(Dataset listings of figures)
'''

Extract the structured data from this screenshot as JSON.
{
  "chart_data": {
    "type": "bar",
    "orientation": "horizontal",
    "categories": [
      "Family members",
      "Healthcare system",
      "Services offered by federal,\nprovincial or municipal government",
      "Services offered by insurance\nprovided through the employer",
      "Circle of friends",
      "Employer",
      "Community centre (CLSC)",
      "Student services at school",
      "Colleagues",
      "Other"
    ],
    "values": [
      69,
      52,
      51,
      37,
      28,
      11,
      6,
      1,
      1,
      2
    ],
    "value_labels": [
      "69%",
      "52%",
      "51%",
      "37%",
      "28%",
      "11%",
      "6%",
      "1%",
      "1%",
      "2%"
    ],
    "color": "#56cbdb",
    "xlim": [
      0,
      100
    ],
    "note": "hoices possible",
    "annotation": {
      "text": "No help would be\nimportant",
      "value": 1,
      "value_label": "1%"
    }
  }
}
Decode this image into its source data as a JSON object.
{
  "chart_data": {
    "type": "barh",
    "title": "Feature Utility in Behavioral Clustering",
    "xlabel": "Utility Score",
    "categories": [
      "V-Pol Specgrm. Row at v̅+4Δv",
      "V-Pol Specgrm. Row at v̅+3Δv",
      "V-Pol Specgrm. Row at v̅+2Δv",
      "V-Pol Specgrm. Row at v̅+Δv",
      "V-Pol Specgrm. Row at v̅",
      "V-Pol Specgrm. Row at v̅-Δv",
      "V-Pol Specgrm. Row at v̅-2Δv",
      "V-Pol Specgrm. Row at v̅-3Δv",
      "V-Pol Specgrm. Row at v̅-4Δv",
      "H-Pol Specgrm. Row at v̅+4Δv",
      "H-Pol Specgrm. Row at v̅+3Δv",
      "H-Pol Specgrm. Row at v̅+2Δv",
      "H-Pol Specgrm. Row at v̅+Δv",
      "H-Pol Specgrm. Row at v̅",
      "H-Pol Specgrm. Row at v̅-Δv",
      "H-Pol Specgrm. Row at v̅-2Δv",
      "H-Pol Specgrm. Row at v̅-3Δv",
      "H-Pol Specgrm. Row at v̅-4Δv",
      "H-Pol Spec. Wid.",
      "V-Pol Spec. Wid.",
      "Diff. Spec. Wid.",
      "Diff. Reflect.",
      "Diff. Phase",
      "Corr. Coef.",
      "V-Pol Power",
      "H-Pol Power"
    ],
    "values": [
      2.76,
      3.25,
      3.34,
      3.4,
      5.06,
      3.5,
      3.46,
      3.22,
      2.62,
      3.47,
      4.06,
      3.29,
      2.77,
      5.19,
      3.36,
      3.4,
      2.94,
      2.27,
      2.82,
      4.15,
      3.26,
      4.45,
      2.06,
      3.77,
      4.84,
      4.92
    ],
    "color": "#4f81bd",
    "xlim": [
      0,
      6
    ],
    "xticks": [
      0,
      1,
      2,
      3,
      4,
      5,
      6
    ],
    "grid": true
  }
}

'''

WHAT IS NEEDED:
Set down every line of the listing above again, exactly as given.

RESULT OF THIS EXERCISE:
Extract the structured data from this screenshot as JSON.
{
  "chart_data": {
    "type": "bar",
    "orientation": "horizontal",
    "categories": [
      "Family members",
      "Healthcare system",
      "Services offered by federal,\nprovincial or municipal government",
      "Services offered by insurance\nprovided through the employer",
      "Circle of friends",
      "Employer",
      "Community centre (CLSC)",
      "Student services at school",
      "Colleagues",
      "Other"
    ],
    "values": [
      69,
      52,
      51,
      37,
      28,
      11,
      6,
      1,
      1,
      2
    ],
    "value_labels": [
      "69%",
      "52%",
      "51%",
      "37%",
      "28%",
      "11%",
      "6%",
      "1%",
      "1%",
      "2%"
    ],
    "color": "#56cbdb",
    "xlim": [
      0,
      100
    ],
    "note": "hoices possible",
    "annotation": {
      "text": "No help would be\nimportant",
      "value": 1,
      "value_label": "1%"
    }
  }
}
Decode this image into its source data as a JSON object.
{
  "chart_data": {
    "type": "barh",
    "title": "Feature Utility in Behavioral Clustering",
    "xlabel": "Utility Score",
    "categories": [
      "V-Pol Specgrm. Row at v̅+4Δv",
      "V-Pol Specgrm. Row at v̅+3Δv",
      "V-Pol Specgrm. Row at v̅+2Δv",
      "V-Pol Specgrm. Row at v̅+Δv",
      "V-Pol Specgrm. Row at v̅",
      "V-Pol Specgrm. Row at v̅-Δv",
      "V-Pol Specgrm. Row at v̅-2Δv",
      "V-Pol Specgrm. Row at v̅-3Δv",
      "V-Pol Specgrm. Row at v̅-4Δv",
      "H-Pol Specgrm. Row at v̅+4Δv",
      "H-Pol Specgrm. Row at v̅+3Δv",
      "H-Pol Specgrm. Row at v̅+2Δv",
      "H-Pol Specgrm. Row at v̅+Δv",
      "H-Pol Specgrm. Row at v̅",
      "H-Pol Specgrm. Row at v̅-Δv",
      "H-Pol Specgrm. Row at v̅-2Δv",
      "H-Pol Specgrm. Row at v̅-3Δv",
      "H-Pol Specgrm. Row at v̅-4Δv",
      "H-Pol Spec. Wid.",
      "V-Pol Spec. Wid.",
      "Diff. Spec. Wid.",
      "Diff. Reflect.",
      "Diff. Phase",
      "Corr. Coef.",
      "V-Pol Power",
      "H-Pol Power"
    ],
    "values": [
      2.76,
      3.25,
      3.34,
      3.4,
      5.06,
      3.5,
      3.46,
      3.22,
      2.62,
      3.47,
      4.06,
      3.29,
      2.77,
      5.19,
      3.36,
      3.4,
      2.94,
      2.27,
      2.82,
      4.15,
      3.26,
      4.45,
      2.06,
      3.77,
      4.84,
      4.92
    ],
    "color": "#4f81bd",
    "xlim": [
      0,
      6
    ],
    "xticks": [
      0,
      1,
      2,
      3,
      4,
      5,
      6
    ],
    "grid": true
  }
}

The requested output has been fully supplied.